» PROBLEM DESCRIPTION
Return each entry exactly, with none missing.

» RAW RECORDS
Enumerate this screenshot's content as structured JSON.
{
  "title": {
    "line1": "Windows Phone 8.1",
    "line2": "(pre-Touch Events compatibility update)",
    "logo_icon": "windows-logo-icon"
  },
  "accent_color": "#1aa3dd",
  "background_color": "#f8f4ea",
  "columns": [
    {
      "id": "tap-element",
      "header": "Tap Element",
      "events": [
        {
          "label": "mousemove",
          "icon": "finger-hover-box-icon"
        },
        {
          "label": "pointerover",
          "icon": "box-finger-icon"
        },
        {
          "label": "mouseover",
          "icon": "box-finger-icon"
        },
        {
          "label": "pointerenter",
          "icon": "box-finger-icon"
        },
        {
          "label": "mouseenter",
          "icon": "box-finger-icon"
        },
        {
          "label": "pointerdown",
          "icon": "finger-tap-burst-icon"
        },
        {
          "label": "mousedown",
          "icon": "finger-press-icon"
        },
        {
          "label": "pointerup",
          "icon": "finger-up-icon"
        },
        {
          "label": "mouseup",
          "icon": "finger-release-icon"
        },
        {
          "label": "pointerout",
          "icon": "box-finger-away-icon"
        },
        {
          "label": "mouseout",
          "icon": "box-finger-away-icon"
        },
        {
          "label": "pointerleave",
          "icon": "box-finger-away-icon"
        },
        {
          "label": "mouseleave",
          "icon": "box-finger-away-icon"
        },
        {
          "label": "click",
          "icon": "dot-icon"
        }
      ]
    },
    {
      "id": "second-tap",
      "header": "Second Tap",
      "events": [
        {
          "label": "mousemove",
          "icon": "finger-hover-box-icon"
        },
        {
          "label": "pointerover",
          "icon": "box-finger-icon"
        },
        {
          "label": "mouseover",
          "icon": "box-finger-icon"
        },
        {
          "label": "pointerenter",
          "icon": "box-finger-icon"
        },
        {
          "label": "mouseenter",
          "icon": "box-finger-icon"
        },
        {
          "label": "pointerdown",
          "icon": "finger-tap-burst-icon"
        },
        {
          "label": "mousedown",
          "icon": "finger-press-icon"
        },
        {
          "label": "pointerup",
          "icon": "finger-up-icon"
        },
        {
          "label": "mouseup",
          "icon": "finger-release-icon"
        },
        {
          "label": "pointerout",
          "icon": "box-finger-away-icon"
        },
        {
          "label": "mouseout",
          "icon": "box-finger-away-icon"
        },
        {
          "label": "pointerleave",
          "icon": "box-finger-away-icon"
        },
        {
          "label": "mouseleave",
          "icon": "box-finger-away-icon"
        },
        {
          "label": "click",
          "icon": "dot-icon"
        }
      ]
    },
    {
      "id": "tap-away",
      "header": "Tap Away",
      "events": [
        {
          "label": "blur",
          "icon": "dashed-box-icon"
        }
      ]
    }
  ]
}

» EXERCISE ANSWER
Enumerate this screenshot's content as structured JSON.
{
  "title": {
    "line1": "Windows Phone 8.1",
    "line2": "(pre-Touch Events compatibility update)",
    "logo_icon": "windows-logo-icon"
  },
  "accent_color": "#1aa3dd",
  "background_color": "#f8f4ea",
  "columns": [
    {
      "id": "tap-element",
      "header": "Tap Element",
      "events": [
        {
          "label": "mousemove",
          "icon": "finger-hover-box-icon"
        },
        {
          "label": "pointerover",
          "icon": "box-finger-icon"
        },
        {
          "label": "mouseover",
          "icon": "box-finger-icon"
        },
        {
          "label": "pointerenter",
          "icon": "box-finger-icon"
        },
        {
          "label": "mouseenter",
          "icon": "box-finger-icon"
        },
        {
          "label": "pointerdown",
          "icon": "finger-tap-burst-icon"
        },
        {
          "label": "mousedown",
          "icon": "finger-press-icon"
        },
        {
          "label": "pointerup",
          "icon": "finger-up-icon"
        },
        {
          "label": "mouseup",
          "icon": "finger-release-icon"
        },
        {
          "label": "pointerout",
          "icon": "box-finger-away-icon"
        },
        {
          "label": "mouseout",
          "icon": "box-finger-away-icon"
        },
        {
          "label": "pointerleave",
          "icon": "box-finger-away-icon"
        },
        {
          "label": "mouseleave",
          "icon": "box-finger-away-icon"
        },
        {
          "label": "click",
          "icon": "dot-icon"
        }
      ]
    },
    {
      "id": "second-tap",
      "header": "Second Tap",
      "events": [
        {
          "label": "mousemove",
          "icon": "finger-hover-box-icon"
        },
        {
          "label": "pointerover",
          "icon": "box-finger-icon"
        },
        {
          "label": "mouseover",
          "icon": "box-finger-icon"
        },
        {
          "label": "pointerenter",
          "icon": "box-finger-icon"
        },
        {
          "label": "mouseenter",
          "icon": "box-finger-icon"
        },
        {
          "label": "pointerdown",
          "icon": "finger-tap-burst-icon"
        },
        {
          "label": "mousedown",
          "icon": "finger-press-icon"
        },
        {
          "label": "pointerup",
          "icon": "finger-up-icon"
        },
        {
          "label": "mouseup",
          "icon": "finger-release-icon"
        },
        {
          "label": "pointerout",
          "icon": "box-finger-away-icon"
        },
        {
          "label": "mouseout",
          "icon": "box-finger-away-icon"
        },
        {
          "label": "pointerleave",
          "icon": "box-finger-away-icon"
        },
        {
          "label": "mouseleave",
          "icon": "box-finger-away-icon"
        },
        {
          "label": "click",
          "icon": "dot-icon"
        }
      ]
    },
    {
      "id": "tap-away",
      "header": "Tap Away",
      "events": [
        {
          "label": "blur",
          "icon": "dashed-box-icon"
        }
      ]
    }
  ]
}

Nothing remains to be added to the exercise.